GIVEN REQUEST: Reproduce, character for character, the part of the entries that opens with the line containing "183, 601, 197]" and closes with the line containing "306, 628, 326]". Include both of those lines and nothing else.

GIVEN INFORMATION:

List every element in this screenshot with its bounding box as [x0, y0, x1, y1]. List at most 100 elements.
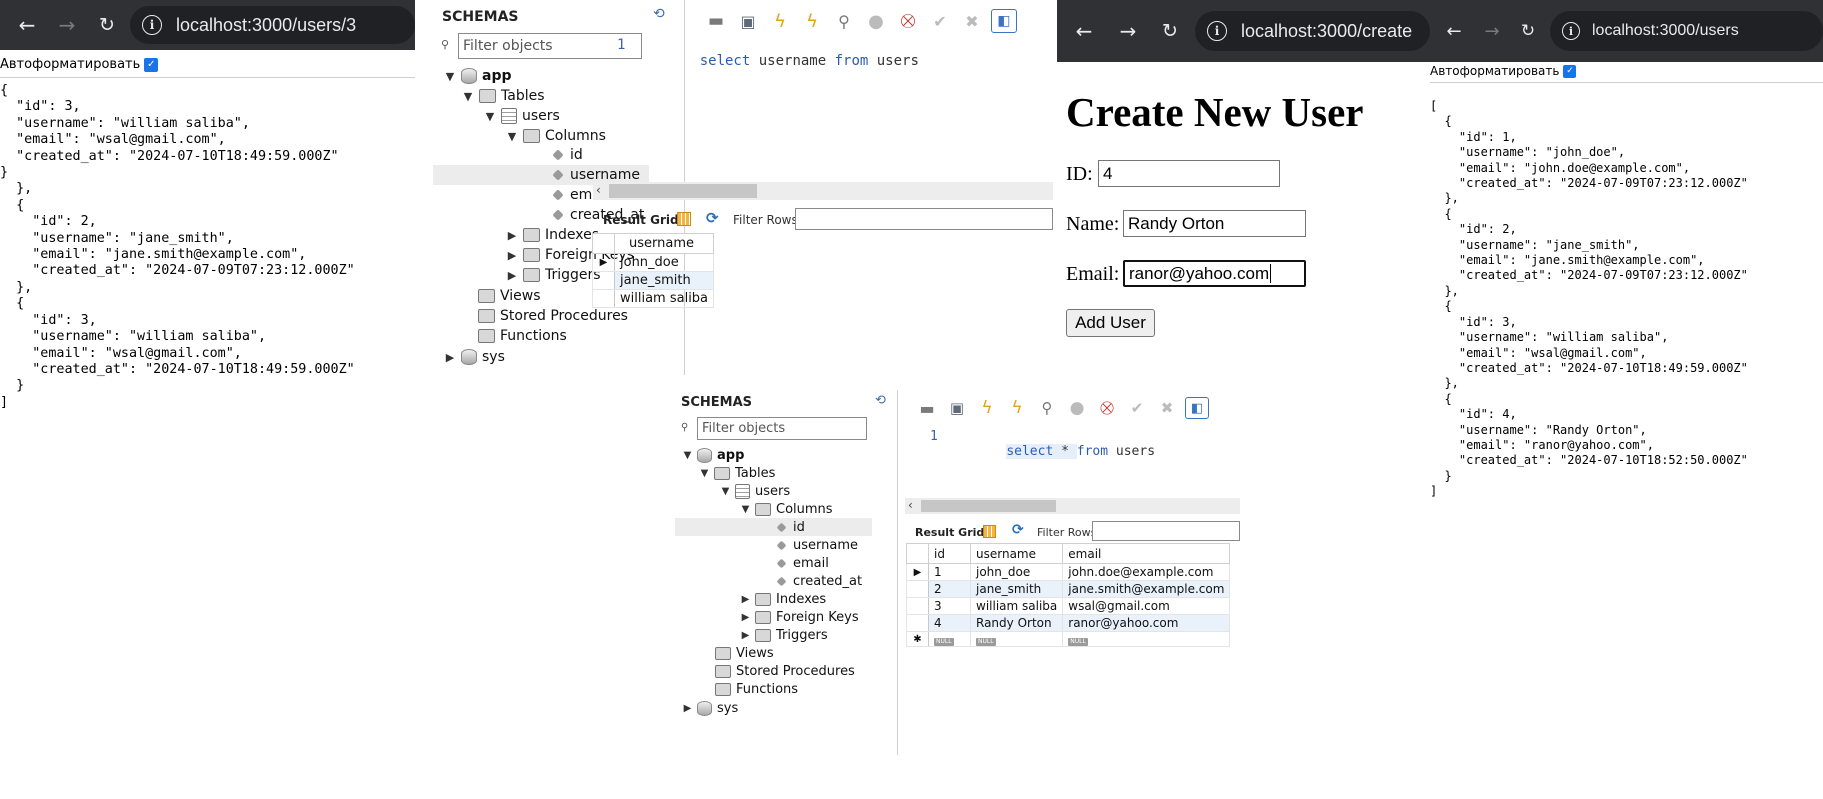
scroll-left-icon[interactable]: ‹	[596, 183, 601, 197]
tree-item-app[interactable]: ▼ app	[443, 66, 512, 86]
filter-rows-input[interactable]	[795, 208, 1053, 230]
tree-item-column-id[interactable]: id	[551, 145, 583, 165]
scrollbar-thumb[interactable]	[609, 184, 757, 198]
table-cell[interactable]: 1	[928, 563, 971, 581]
table-cell[interactable]: ranor@yahoo.com	[1062, 614, 1231, 632]
open-folder-icon[interactable]: ▬	[915, 397, 939, 419]
info-icon[interactable]: i	[1562, 22, 1580, 40]
tree-item-stored-procedures[interactable]: Stored Procedures	[478, 306, 628, 326]
collapse-arrow-icon[interactable]: ▶	[681, 703, 694, 714]
table-cell[interactable]: jane_smith	[969, 580, 1064, 598]
expand-arrow-icon[interactable]: ▼	[461, 90, 475, 103]
forward-arrow-icon[interactable]: →	[1115, 18, 1141, 44]
tree-item-users[interactable]: ▼ users	[483, 106, 560, 126]
result-grid-tab[interactable]: Result Grid	[915, 526, 984, 539]
table-cell[interactable]: jane.smith@example.com	[1062, 580, 1231, 598]
autocommit-icon[interactable]: ◧	[991, 9, 1017, 33]
table-row[interactable]: 3 william saliba wsal@gmail.com	[906, 597, 1231, 615]
table-cell[interactable]: NULL	[928, 631, 971, 647]
collapse-arrow-icon[interactable]: ▶	[505, 269, 519, 282]
forward-arrow-icon[interactable]: →	[54, 12, 80, 38]
explain-icon[interactable]: ⚲	[1035, 397, 1059, 419]
expand-arrow-icon[interactable]: ▼	[505, 130, 519, 143]
tree-item-indexes[interactable]: ▶ Indexes	[505, 225, 599, 245]
toggle-error-icon[interactable]: ⛒	[895, 9, 921, 33]
tree-item-column-email[interactable]: email	[775, 554, 829, 572]
commit-icon[interactable]: ✔	[927, 9, 953, 33]
table-row[interactable]: jane_smith	[592, 271, 715, 290]
column-header-id[interactable]: id	[928, 543, 971, 564]
save-icon[interactable]: ▣	[945, 397, 969, 419]
result-grid-tab[interactable]: Result Grid	[603, 213, 679, 227]
table-row[interactable]: ▶ john_doe	[592, 253, 715, 272]
tree-item-tables[interactable]: ▼ Tables	[698, 464, 776, 482]
tree-item-triggers[interactable]: ▶ Triggers	[505, 265, 601, 285]
sql-editor[interactable]: select * from users	[975, 429, 1155, 474]
tree-item-functions[interactable]: Functions	[715, 680, 798, 698]
result-grid-icon[interactable]	[983, 525, 996, 538]
tree-item-foreign-keys[interactable]: ▶ Foreign Keys	[739, 608, 859, 626]
back-arrow-icon[interactable]: ←	[14, 12, 40, 38]
table-cell[interactable]: john_doe	[613, 253, 715, 272]
table-row[interactable]: ▶ 1 john_doe john.doe@example.com	[906, 563, 1231, 581]
rollback-icon[interactable]: ✖	[959, 9, 985, 33]
column-header-username[interactable]: username	[613, 233, 715, 254]
open-folder-icon[interactable]: ▬	[703, 9, 729, 33]
collapse-arrow-icon[interactable]: ▶	[443, 351, 457, 364]
table-cell[interactable]: NULL	[969, 631, 1064, 647]
tree-item-indexes[interactable]: ▶ Indexes	[739, 590, 827, 608]
refresh-icon[interactable]: ⟳	[706, 209, 719, 227]
refresh-icon[interactable]: ⟳	[1012, 522, 1024, 538]
explain-icon[interactable]: ⚲	[831, 9, 857, 33]
checkmark-icon[interactable]: ✓	[144, 57, 159, 72]
new-row[interactable]: ✱ NULL NULL NULL	[906, 631, 1231, 647]
table-cell[interactable]: jane_smith	[613, 271, 715, 290]
tree-item-sys[interactable]: ▶ sys	[443, 347, 505, 367]
execute-icon[interactable]: ϟ	[975, 397, 999, 419]
filter-objects-input[interactable]: Filter objects	[458, 33, 642, 59]
horizontal-scrollbar[interactable]: ‹	[593, 182, 1053, 200]
expand-arrow-icon[interactable]: ▼	[719, 486, 732, 497]
tree-item-column-id[interactable]: id	[675, 518, 872, 536]
name-field[interactable]: Randy Orton	[1123, 210, 1306, 237]
autocommit-icon[interactable]: ◧	[1185, 397, 1209, 419]
stop-icon[interactable]: ●	[863, 9, 889, 33]
column-header-email[interactable]: email	[1062, 543, 1231, 564]
table-row[interactable]: 4 Randy Orton ranor@yahoo.com	[906, 614, 1231, 632]
info-icon[interactable]: i	[1207, 21, 1227, 41]
tree-item-tables[interactable]: ▼ Tables	[461, 86, 545, 106]
result-grid-icon[interactable]	[677, 212, 691, 226]
table-row[interactable]: william saliba	[592, 289, 715, 308]
expand-arrow-icon[interactable]: ▼	[698, 468, 711, 479]
back-arrow-icon[interactable]: ←	[1071, 18, 1097, 44]
expand-arrow-icon[interactable]: ▼	[681, 450, 694, 461]
address-bar[interactable]: i localhost:3000/users	[1550, 11, 1823, 51]
save-icon[interactable]: ▣	[735, 9, 761, 33]
collapse-arrow-icon[interactable]: ▶	[505, 249, 519, 262]
table-cell[interactable]: 2	[928, 580, 971, 598]
collapse-arrow-icon[interactable]: ▶	[739, 594, 752, 605]
reload-icon[interactable]: ↻	[1157, 18, 1183, 44]
table-cell[interactable]: 4	[928, 614, 971, 632]
collapse-arrow-icon[interactable]: ▶	[739, 612, 752, 623]
collapse-arrow-icon[interactable]: ▶	[505, 229, 519, 242]
refresh-icon[interactable]: ⟲	[653, 6, 665, 22]
tree-item-columns[interactable]: ▼ Columns	[739, 500, 833, 518]
tree-item-views[interactable]: Views	[478, 286, 541, 306]
execute-current-icon[interactable]: ϟ	[799, 9, 825, 33]
table-cell[interactable]: NULL	[1062, 631, 1231, 647]
tree-item-app[interactable]: ▼ app	[681, 446, 744, 464]
tree-item-column-created-at[interactable]: created_at	[775, 572, 862, 590]
tree-item-sys[interactable]: ▶ sys	[681, 699, 738, 717]
sql-editor[interactable]: select username from users	[666, 37, 919, 85]
email-field[interactable]: ranor@yahoo.com	[1123, 260, 1306, 287]
scrollbar-thumb[interactable]	[921, 500, 1056, 512]
expand-arrow-icon[interactable]: ▼	[483, 110, 497, 123]
table-row[interactable]: 2 jane_smith jane.smith@example.com	[906, 580, 1231, 598]
reload-icon[interactable]: ↻	[94, 12, 120, 38]
toggle-error-icon[interactable]: ⛒	[1095, 397, 1119, 419]
table-cell[interactable]: john.doe@example.com	[1062, 563, 1231, 581]
horizontal-scrollbar[interactable]: ‹	[905, 498, 1240, 514]
table-cell[interactable]: william saliba	[613, 289, 715, 308]
filter-objects-input[interactable]: Filter objects	[697, 417, 867, 440]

EXERCISE RESPONSE:
scroll-left-icon[interactable]: ‹	[596, 183, 601, 197]
tree-item-app[interactable]: ▼ app	[443, 66, 512, 86]
filter-rows-input[interactable]	[795, 208, 1053, 230]
tree-item-column-id[interactable]: id	[551, 145, 583, 165]
scrollbar-thumb[interactable]	[609, 184, 757, 198]
table-cell[interactable]: 1	[928, 563, 971, 581]
table-cell[interactable]: ranor@yahoo.com	[1062, 614, 1231, 632]
open-folder-icon[interactable]: ▬	[915, 397, 939, 419]
info-icon[interactable]: i	[1562, 22, 1580, 40]
tree-item-stored-procedures[interactable]: Stored Procedures	[478, 306, 628, 326]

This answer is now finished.